**Your instructions:**
Gather from the listing below each line that includes the word "title", and copy it.

___ Data extract

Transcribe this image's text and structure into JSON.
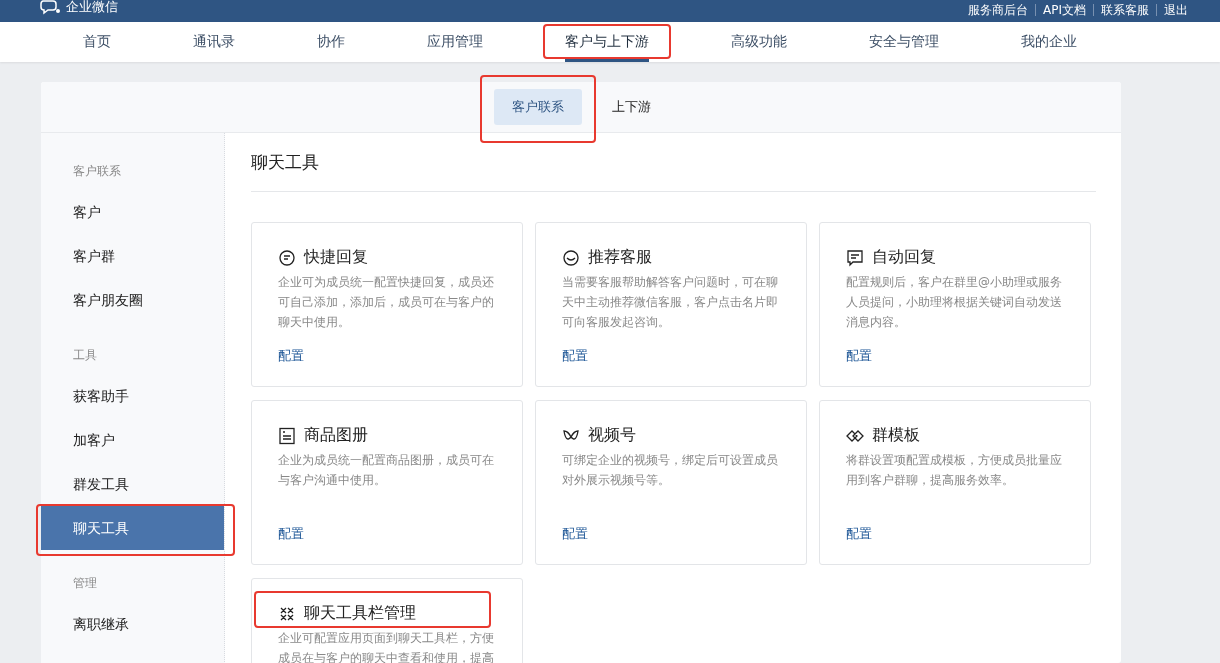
{
  "topbar": {
    "logo": "企业微信",
    "links": [
      "服务商后台",
      "API文档",
      "联系客服",
      "退出"
    ]
  },
  "nav": [
    {
      "label": "首页",
      "selected": false,
      "highlighted": false
    },
    {
      "label": "通讯录",
      "selected": false,
      "highlighted": false
    },
    {
      "label": "协作",
      "selected": false,
      "highlighted": false
    },
    {
      "label": "应用管理",
      "selected": false,
      "highlighted": false
    },
    {
      "label": "客户与上下游",
      "selected": true,
      "highlighted": true
    },
    {
      "label": "高级功能",
      "selected": false,
      "highlighted": false
    },
    {
      "label": "安全与管理",
      "selected": false,
      "highlighted": false
    },
    {
      "label": "我的企业",
      "selected": false,
      "highlighted": false
    }
  ],
  "subtabs": [
    {
      "label": "客户联系",
      "selected": true,
      "highlighted": true
    },
    {
      "label": "上下游",
      "selected": false,
      "highlighted": false
    }
  ],
  "sidebar": [
    {
      "title": "客户联系",
      "items": [
        {
          "label": "客户",
          "selected": false,
          "highlighted": false
        },
        {
          "label": "客户群",
          "selected": false,
          "highlighted": false
        },
        {
          "label": "客户朋友圈",
          "selected": false,
          "highlighted": false
        }
      ]
    },
    {
      "title": "工具",
      "items": [
        {
          "label": "获客助手",
          "selected": false,
          "highlighted": false
        },
        {
          "label": "加客户",
          "selected": false,
          "highlighted": false
        },
        {
          "label": "群发工具",
          "selected": false,
          "highlighted": false
        },
        {
          "label": "聊天工具",
          "selected": true,
          "highlighted": true
        }
      ]
    },
    {
      "title": "管理",
      "items": [
        {
          "label": "离职继承",
          "selected": false,
          "highlighted": false
        }
      ]
    }
  ],
  "content": {
    "title": "聊天工具",
    "tools": [
      {
        "kind": "quick-reply",
        "title": "快捷回复",
        "description": "企业可为成员统一配置快捷回复，成员还可自己添加，添加后，成员可在与客户的聊天中使用。",
        "action": "配置",
        "highlighted": false
      },
      {
        "kind": "service",
        "title": "推荐客服",
        "description": "当需要客服帮助解答客户问题时，可在聊天中主动推荐微信客服，客户点击名片即可向客服发起咨询。",
        "action": "配置",
        "highlighted": false
      },
      {
        "kind": "auto-reply",
        "title": "自动回复",
        "description": "配置规则后，客户在群里@小助理或服务人员提问，小助理将根据关键词自动发送消息内容。",
        "action": "配置",
        "highlighted": false
      },
      {
        "kind": "catalog",
        "title": "商品图册",
        "description": "企业为成员统一配置商品图册，成员可在与客户沟通中使用。",
        "action": "配置",
        "highlighted": false
      },
      {
        "kind": "channels",
        "title": "视频号",
        "description": "可绑定企业的视频号，绑定后可设置成员对外展示视频号等。",
        "action": "配置",
        "highlighted": false
      },
      {
        "kind": "template",
        "title": "群模板",
        "description": "将群设置项配置成模板，方便成员批量应用到客户群聊，提高服务效率。",
        "action": "配置",
        "highlighted": false
      },
      {
        "kind": "toolbar",
        "title": "聊天工具栏管理",
        "description": "企业可配置应用页面到聊天工具栏，方便成员在与客户的聊天中查看和使用，提高",
        "highlighted": true
      }
    ]
  }
}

______

**Exercise result:**
      "title": "客户联系",
      "title": "工具",
      "title": "管理",
    "title": "聊天工具",
        "title": "快捷回复",
        "title": "推荐客服",
        "title": "自动回复",
        "title": "商品图册",
        "title": "视频号",
        "title": "群模板",
        "title": "聊天工具栏管理",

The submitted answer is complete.